**Seitentext**:
***
Wetter

Scirocco-Schwüle

von Holger Westermann

Wenn Saharastaub oder Blutregen angekündigt werden, belastet ein veritabler Temperatursprung die körperliche und mentale Leistungsfähigkeit der Menschen in Mitteleuropa. Starker Südwind transportiert in großer Höhe Sand und Staub aus der Wüste über das Mittelmeer und Südeuropa hinweg bis nach Deutschland. Nach Bayern und Österreich gelangt die körnige Windfracht nach einer Alpenüberquerung; die Saharaluft wird durch Föhneffekt zusätzlich erwärmt. Unter der Staubdecke wird es bei steigender Luftfeuchte zunehmend schwül.
***
**Datenzeilen**:
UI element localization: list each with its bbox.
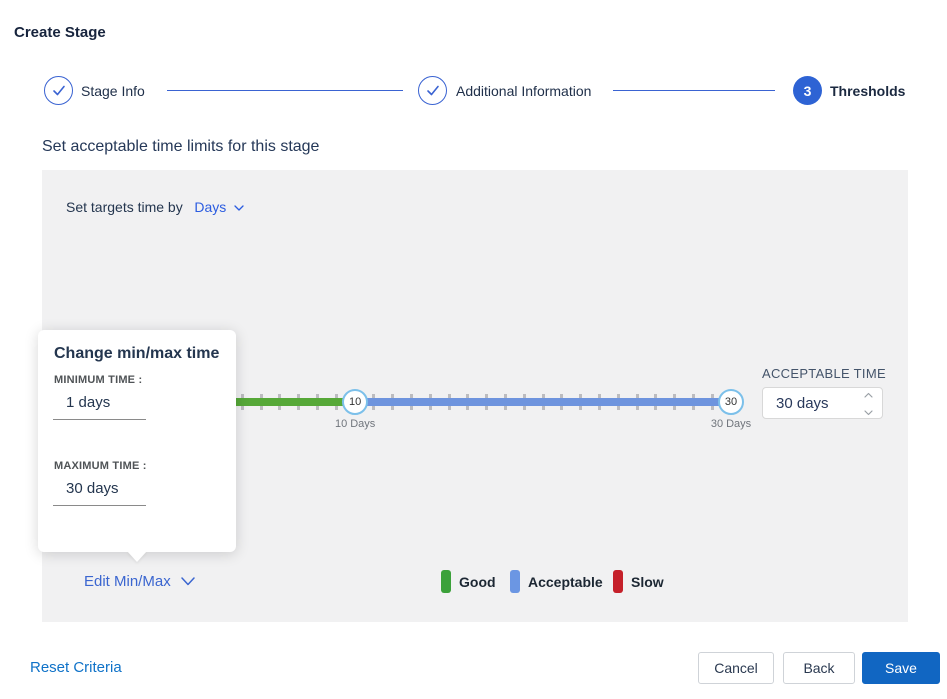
slider-handle-min-value: 10 (349, 396, 361, 408)
step-1-circle[interactable] (44, 76, 73, 105)
step-connector-2 (613, 90, 775, 91)
legend-label-acceptable: Acceptable (528, 574, 603, 590)
spinner-up-icon[interactable] (864, 392, 873, 398)
targets-time-label: Set targets time by (66, 199, 183, 215)
slider-min-day-label: 10 Days (335, 418, 375, 430)
spinner-down-icon[interactable] (864, 410, 873, 416)
slider-max-day-label: 30 Days (711, 418, 751, 430)
targets-unit-dropdown[interactable]: Days (194, 199, 244, 215)
change-minmax-popover: Change min/max time MINIMUM TIME : MAXIM… (38, 330, 236, 552)
acceptable-time-label: ACCEPTABLE TIME (762, 366, 886, 381)
create-stage-dialog: Create Stage Stage Info Additional Infor… (0, 0, 947, 699)
maximum-time-input[interactable] (53, 480, 146, 506)
edit-minmax-link[interactable]: Edit Min/Max (84, 573, 195, 590)
reset-criteria-link[interactable]: Reset Criteria (30, 659, 122, 676)
legend-swatch-acceptable (510, 570, 520, 593)
legend-label-slow: Slow (631, 574, 664, 590)
threshold-slider: 10 30 10 Days 30 Days (186, 384, 746, 434)
minimum-time-input[interactable] (53, 394, 146, 420)
check-icon (426, 85, 440, 97)
legend-swatch-slow (613, 570, 623, 593)
cancel-button[interactable]: Cancel (698, 652, 774, 684)
chevron-down-icon (234, 205, 244, 211)
slider-track-acceptable (355, 398, 731, 406)
targets-unit-value: Days (194, 199, 226, 215)
check-icon (52, 85, 66, 97)
minimum-time-label: MINIMUM TIME : (54, 374, 142, 386)
slider-handle-min[interactable]: 10 (342, 389, 368, 415)
acceptable-time-input-wrap (762, 387, 883, 419)
back-button[interactable]: Back (783, 652, 855, 684)
step-1-label: Stage Info (81, 83, 145, 99)
slider-handle-max[interactable]: 30 (718, 389, 744, 415)
step-2-label: Additional Information (456, 83, 591, 99)
popover-caret (127, 551, 147, 562)
popover-title: Change min/max time (54, 345, 219, 363)
legend-swatch-good (441, 570, 451, 593)
acceptable-time-spinner[interactable] (862, 392, 874, 416)
step-3-circle[interactable]: 3 (793, 76, 822, 105)
targets-time-row: Set targets time by Days (66, 199, 244, 215)
page-title: Create Stage (14, 24, 106, 41)
section-heading: Set acceptable time limits for this stag… (42, 138, 319, 156)
step-3-number: 3 (804, 83, 812, 99)
step-connector-1 (167, 90, 403, 91)
maximum-time-label: MAXIMUM TIME : (54, 460, 147, 472)
step-2-circle[interactable] (418, 76, 447, 105)
slider-handle-max-value: 30 (725, 396, 737, 408)
chevron-down-icon (181, 577, 195, 586)
edit-minmax-label: Edit Min/Max (84, 573, 171, 590)
legend-label-good: Good (459, 574, 496, 590)
step-3-label: Thresholds (830, 83, 905, 99)
save-button[interactable]: Save (862, 652, 940, 684)
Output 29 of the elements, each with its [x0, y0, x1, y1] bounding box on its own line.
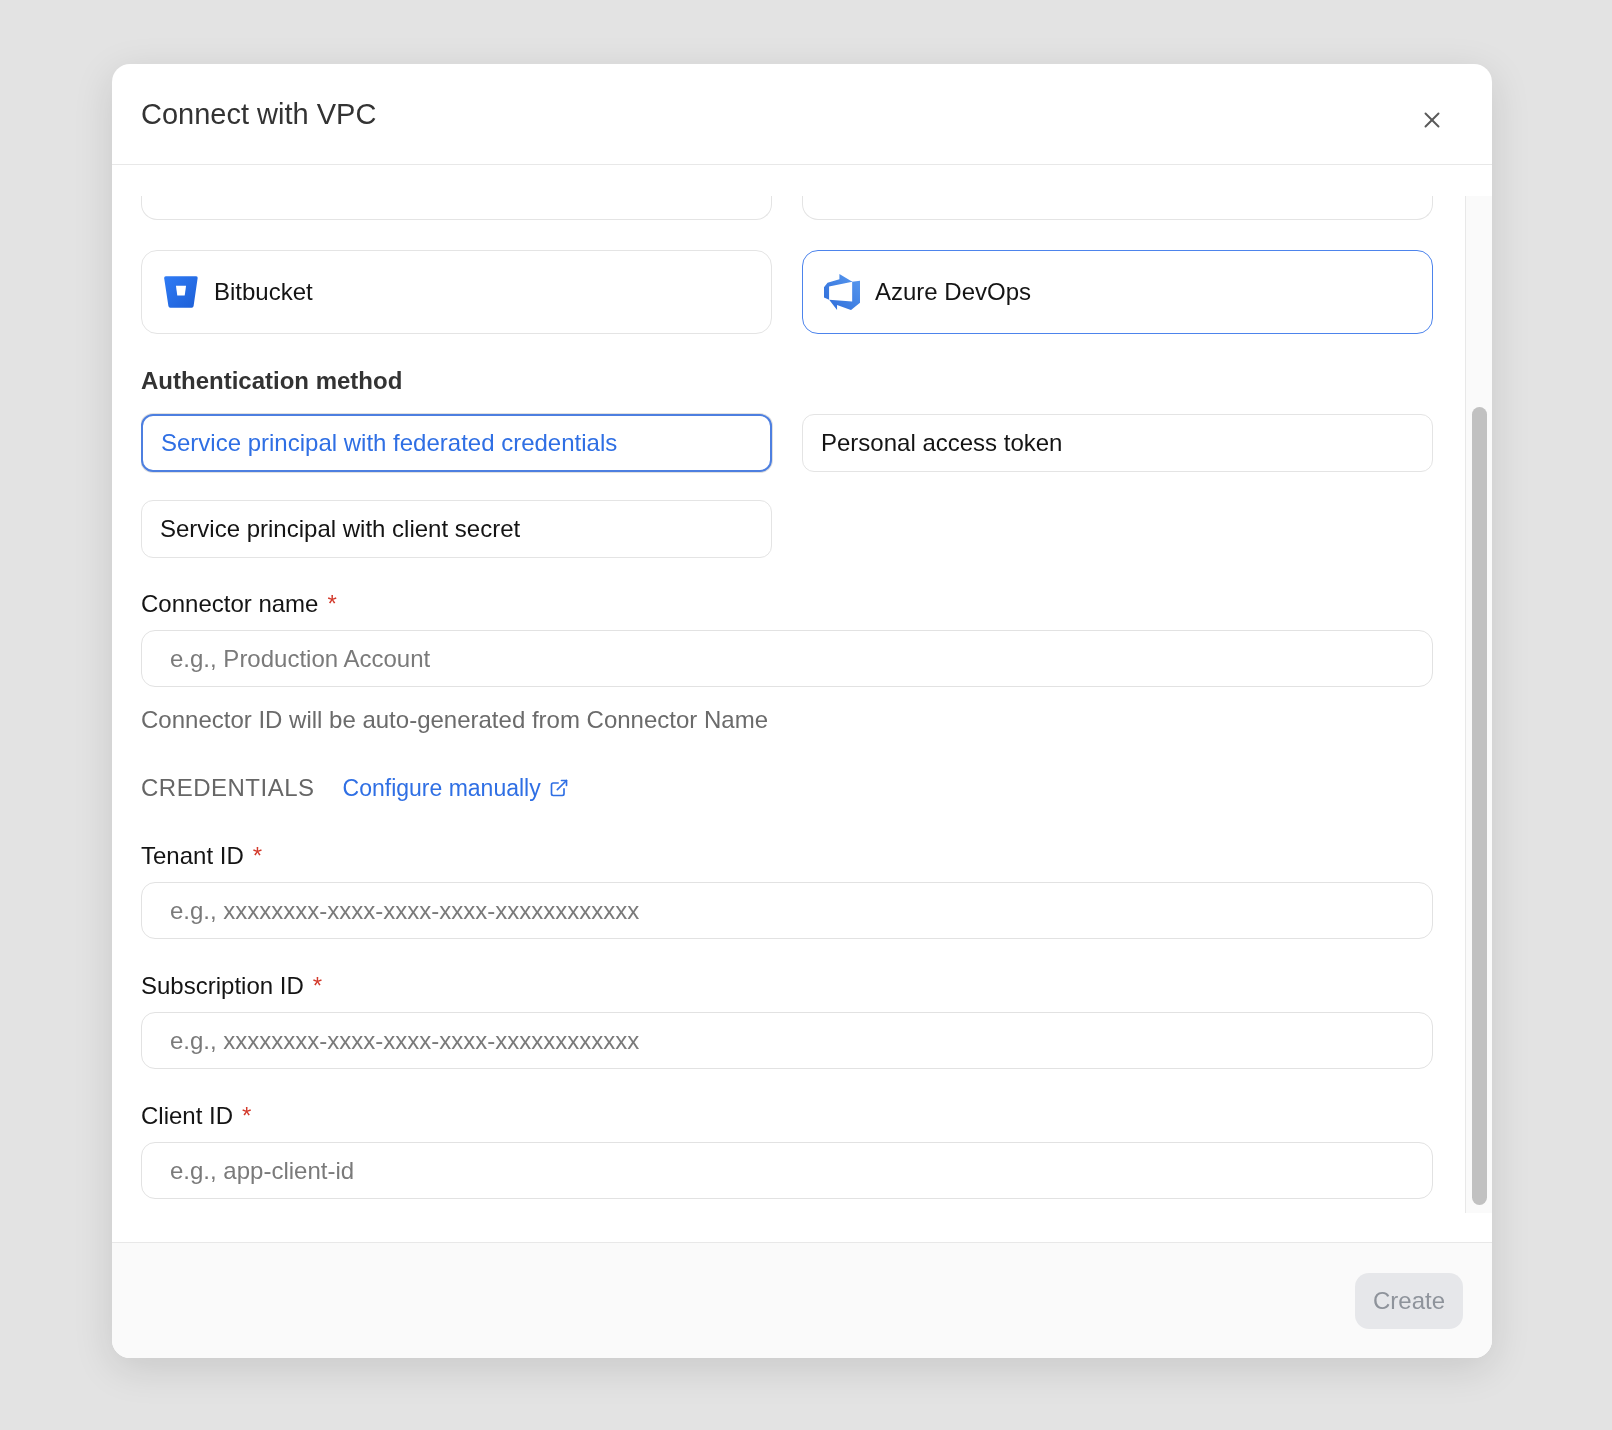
bitbucket-logo-icon: [163, 274, 199, 310]
provider-card[interactable]: Azure DevOps: [802, 250, 1433, 334]
field-label: Connector name: [141, 589, 319, 619]
help-text: Connector ID will be auto-generated from Connector Name: [141, 705, 768, 735]
provider-card[interactable]: Bitbucket: [141, 250, 772, 334]
provider-card[interactable]: [141, 196, 772, 220]
azure-devops-logo-icon: [824, 274, 860, 310]
input-field[interactable]: e.g., app-client-id: [141, 1142, 1433, 1199]
input-field[interactable]: e.g., xxxxxxxx-xxxx-xxxx-xxxx-xxxxxxxxxxxx: [141, 882, 1433, 939]
field-label: Client ID: [141, 1101, 234, 1131]
auth-option[interactable]: Service principal with client secret: [141, 500, 772, 558]
section-label: Authentication method: [141, 366, 403, 396]
required-mark: *: [327, 589, 337, 619]
field-label: Subscription ID: [141, 971, 304, 1001]
required-mark: *: [252, 841, 263, 871]
field-label: Tenant ID: [141, 841, 244, 871]
external-link-icon: [548, 778, 569, 798]
section-heading: CREDENTIALS: [141, 773, 315, 803]
dialog-title: Connect with VPC: [141, 97, 377, 132]
scrollbar-thumb[interactable]: [1471, 407, 1487, 1205]
configure-manually-link[interactable]: Configure manually: [342, 773, 569, 803]
input-field[interactable]: e.g., Production Account: [141, 630, 1433, 687]
auth-option[interactable]: Service principal with federated credentials: [141, 414, 772, 472]
auth-option[interactable]: Personal access token: [802, 414, 1433, 472]
provider-card[interactable]: [802, 196, 1433, 220]
scrollbar-track[interactable]: [1465, 196, 1492, 1213]
input-field[interactable]: e.g., xxxxxxxx-xxxx-xxxx-xxxx-xxxxxxxxxxxx: [141, 1012, 1433, 1069]
required-mark: *: [312, 971, 323, 1001]
required-mark: *: [242, 1101, 252, 1131]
***
**Aufgaben**:
[A] Übersetze den Satz „Unter der Staubdecke wird es bei steigender Luftfeuchte zunehmend schwül.“ aus dem Text über die Scirocco-Schwüle ins Englische.
[B] Fasse den Text über die Scirocco-Schwüle in zwei Sätzen zusammen.

**Antworten**:
[A] Beneath the blanket of dust, it becomes increasingly muggy as humidity rises.

[B] Wenn Saharastaub angekündigt wird, belastet ein deutlicher Temperatursprung die körperliche und mentale Leistungsfähigkeit der Menschen in Mitteleuropa, und starker Südwind trägt dabei Sand und Staub aus der Wüste in großer Höhe bis nach Deutschland. Nach Bayern und Österreich gelangt die Saharaluft über die Alpen und wird durch den Föhneffekt zusätzlich erwärmt, und unter der Staubdecke wird es bei steigender Luftfeuchte immer schwüler.